SHORT PROBLEM - Reproduce the items below word for word, beginning with the first line and ending after the line containing "cell-category-name: Runtime Environment [151,349,277,363]".

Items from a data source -
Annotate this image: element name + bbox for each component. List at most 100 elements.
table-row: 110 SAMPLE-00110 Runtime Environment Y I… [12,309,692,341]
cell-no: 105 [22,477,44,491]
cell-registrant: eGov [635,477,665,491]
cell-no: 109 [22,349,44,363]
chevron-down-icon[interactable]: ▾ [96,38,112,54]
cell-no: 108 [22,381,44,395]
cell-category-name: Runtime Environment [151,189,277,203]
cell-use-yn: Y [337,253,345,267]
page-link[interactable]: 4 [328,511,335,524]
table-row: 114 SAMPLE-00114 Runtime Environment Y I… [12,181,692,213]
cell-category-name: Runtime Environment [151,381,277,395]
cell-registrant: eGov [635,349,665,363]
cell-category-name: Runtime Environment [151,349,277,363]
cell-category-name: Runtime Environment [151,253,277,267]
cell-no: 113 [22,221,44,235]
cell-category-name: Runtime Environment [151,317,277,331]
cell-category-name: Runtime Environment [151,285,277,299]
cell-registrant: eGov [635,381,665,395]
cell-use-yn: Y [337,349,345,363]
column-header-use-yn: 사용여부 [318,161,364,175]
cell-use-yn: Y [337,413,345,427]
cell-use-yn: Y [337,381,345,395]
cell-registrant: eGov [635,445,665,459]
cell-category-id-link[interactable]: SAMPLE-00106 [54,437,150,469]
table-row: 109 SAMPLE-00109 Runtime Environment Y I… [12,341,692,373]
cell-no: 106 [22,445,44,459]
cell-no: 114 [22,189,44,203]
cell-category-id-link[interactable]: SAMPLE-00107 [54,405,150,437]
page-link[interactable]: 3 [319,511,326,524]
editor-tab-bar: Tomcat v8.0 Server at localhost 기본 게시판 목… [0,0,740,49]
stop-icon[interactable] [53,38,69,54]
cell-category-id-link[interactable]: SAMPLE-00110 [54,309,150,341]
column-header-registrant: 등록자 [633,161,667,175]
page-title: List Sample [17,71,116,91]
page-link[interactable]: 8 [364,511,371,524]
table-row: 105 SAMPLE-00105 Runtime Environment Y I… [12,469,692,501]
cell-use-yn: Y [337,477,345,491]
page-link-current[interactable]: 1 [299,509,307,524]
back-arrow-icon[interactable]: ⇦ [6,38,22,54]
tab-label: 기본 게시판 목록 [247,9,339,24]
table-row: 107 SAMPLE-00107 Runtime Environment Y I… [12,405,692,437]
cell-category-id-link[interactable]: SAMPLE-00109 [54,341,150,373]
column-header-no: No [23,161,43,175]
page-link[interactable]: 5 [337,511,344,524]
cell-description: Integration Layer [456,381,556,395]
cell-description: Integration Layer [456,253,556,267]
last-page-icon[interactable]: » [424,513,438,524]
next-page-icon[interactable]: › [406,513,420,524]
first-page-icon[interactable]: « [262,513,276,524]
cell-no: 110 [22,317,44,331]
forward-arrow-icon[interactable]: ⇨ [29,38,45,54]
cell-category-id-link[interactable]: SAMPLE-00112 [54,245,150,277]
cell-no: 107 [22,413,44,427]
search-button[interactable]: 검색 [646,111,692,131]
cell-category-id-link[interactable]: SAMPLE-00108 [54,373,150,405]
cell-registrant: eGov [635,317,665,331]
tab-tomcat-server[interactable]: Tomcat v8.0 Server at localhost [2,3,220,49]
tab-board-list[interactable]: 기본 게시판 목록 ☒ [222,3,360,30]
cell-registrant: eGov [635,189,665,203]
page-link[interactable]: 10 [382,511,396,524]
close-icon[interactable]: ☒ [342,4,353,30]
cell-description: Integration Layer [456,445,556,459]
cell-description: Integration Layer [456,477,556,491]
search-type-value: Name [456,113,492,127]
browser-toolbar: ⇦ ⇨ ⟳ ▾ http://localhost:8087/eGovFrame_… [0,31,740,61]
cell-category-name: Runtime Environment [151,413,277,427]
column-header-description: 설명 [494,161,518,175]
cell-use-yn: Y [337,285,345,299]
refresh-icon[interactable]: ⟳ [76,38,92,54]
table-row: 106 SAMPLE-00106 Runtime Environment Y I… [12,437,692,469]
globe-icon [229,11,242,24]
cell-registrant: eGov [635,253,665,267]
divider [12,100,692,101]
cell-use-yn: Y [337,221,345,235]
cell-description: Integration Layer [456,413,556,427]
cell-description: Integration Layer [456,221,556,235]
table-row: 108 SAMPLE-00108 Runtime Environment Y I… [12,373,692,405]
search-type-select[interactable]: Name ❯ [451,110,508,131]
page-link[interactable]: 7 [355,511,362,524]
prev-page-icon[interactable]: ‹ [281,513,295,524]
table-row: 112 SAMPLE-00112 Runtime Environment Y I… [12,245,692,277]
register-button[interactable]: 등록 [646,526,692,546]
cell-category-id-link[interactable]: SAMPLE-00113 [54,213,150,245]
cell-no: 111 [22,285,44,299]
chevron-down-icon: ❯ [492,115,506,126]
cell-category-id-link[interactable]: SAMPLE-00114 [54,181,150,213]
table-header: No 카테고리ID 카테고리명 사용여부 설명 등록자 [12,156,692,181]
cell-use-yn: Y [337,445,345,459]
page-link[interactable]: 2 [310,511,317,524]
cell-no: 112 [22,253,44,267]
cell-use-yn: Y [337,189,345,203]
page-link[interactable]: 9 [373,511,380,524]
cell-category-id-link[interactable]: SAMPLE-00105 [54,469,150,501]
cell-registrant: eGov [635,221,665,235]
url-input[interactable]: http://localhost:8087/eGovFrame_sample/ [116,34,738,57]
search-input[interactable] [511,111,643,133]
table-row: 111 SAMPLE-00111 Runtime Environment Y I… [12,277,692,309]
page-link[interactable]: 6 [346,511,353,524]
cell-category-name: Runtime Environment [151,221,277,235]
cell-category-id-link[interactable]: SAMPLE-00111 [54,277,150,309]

ANSWER FOR THE TASK -
Annotate this image: element name + bbox for each component. List at most 100 elements.
table-row: 110 SAMPLE-00110 Runtime Environment Y I… [12,309,692,341]
cell-no: 105 [22,477,44,491]
cell-registrant: eGov [635,477,665,491]
cell-no: 109 [22,349,44,363]
chevron-down-icon[interactable]: ▾ [96,38,112,54]
cell-no: 108 [22,381,44,395]
cell-category-name: Runtime Environment [151,189,277,203]
cell-use-yn: Y [337,253,345,267]
page-link[interactable]: 4 [328,511,335,524]
table-row: 114 SAMPLE-00114 Runtime Environment Y I… [12,181,692,213]
cell-category-name: Runtime Environment [151,381,277,395]
cell-registrant: eGov [635,349,665,363]
cell-category-name: Runtime Environment [151,349,277,363]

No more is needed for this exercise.